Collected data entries
....
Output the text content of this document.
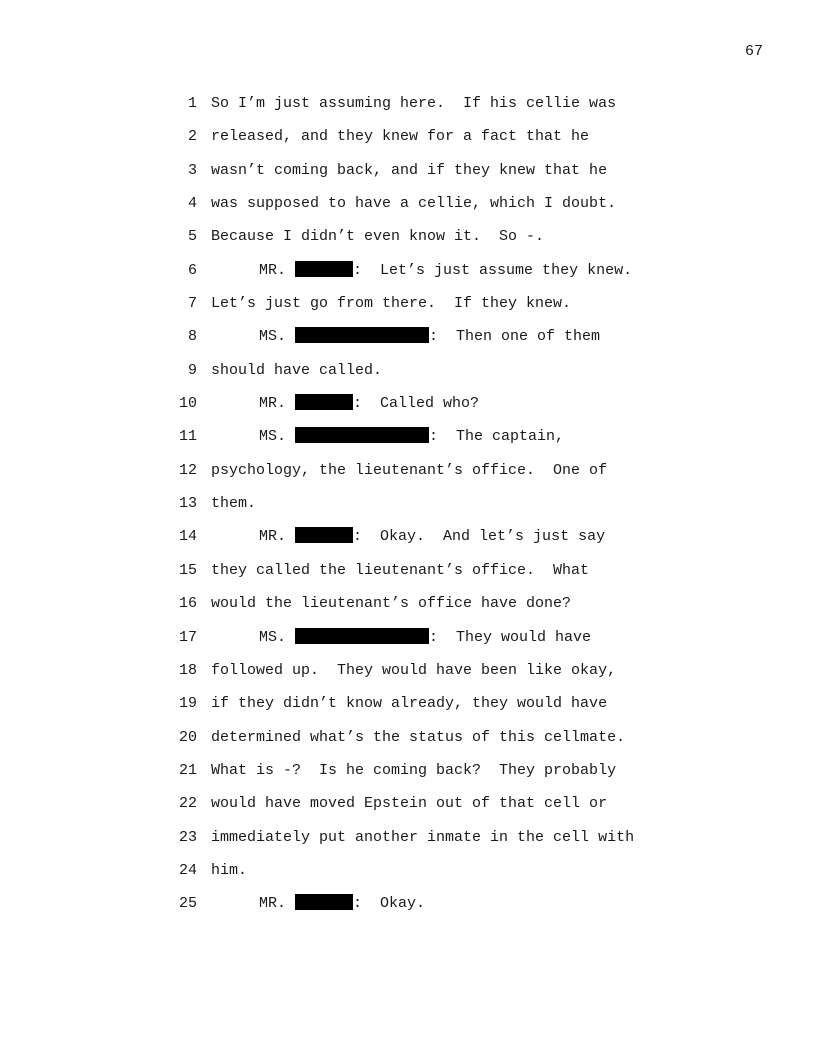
67
1 So I’m just assuming here.  If his cellie was
2 released, and they knew for a fact that he
3 wasn’t coming back, and if they knew that he
4 was supposed to have a cellie, which I doubt.
5 Because I didn’t even know it.  So -.
6	MR.	:  Let’s just assume they knew.
7 Let’s just go from there.  If they knew.
8	MS.	:  Then one of them
9 should have called.
10	MR.	:  Called who?
11	MS.	:  The captain,
12 psychology, the lieutenant’s office.  One of
13 them.
14	MR.	:  Okay.  And let’s just say
15 they called the lieutenant’s office.  What
16 would the lieutenant’s office have done?
17	MS.	:  They would have
18 followed up.  They would have been like okay,
19 if they didn’t know already, they would have
20 determined what’s the status of this cellmate.
21 What is -?  Is he coming back?  They probably
22 would have moved Epstein out of that cell or
23 immediately put another inmate in the cell with
24 him.
25	MR.	:  Okay.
....
- OBJECTIVE: Pick out the lines containing the string "coming".

- FULL OUTPUT:
3 wasn’t coming back, and if they knew that he
21 What is -?  Is he coming back?  They probably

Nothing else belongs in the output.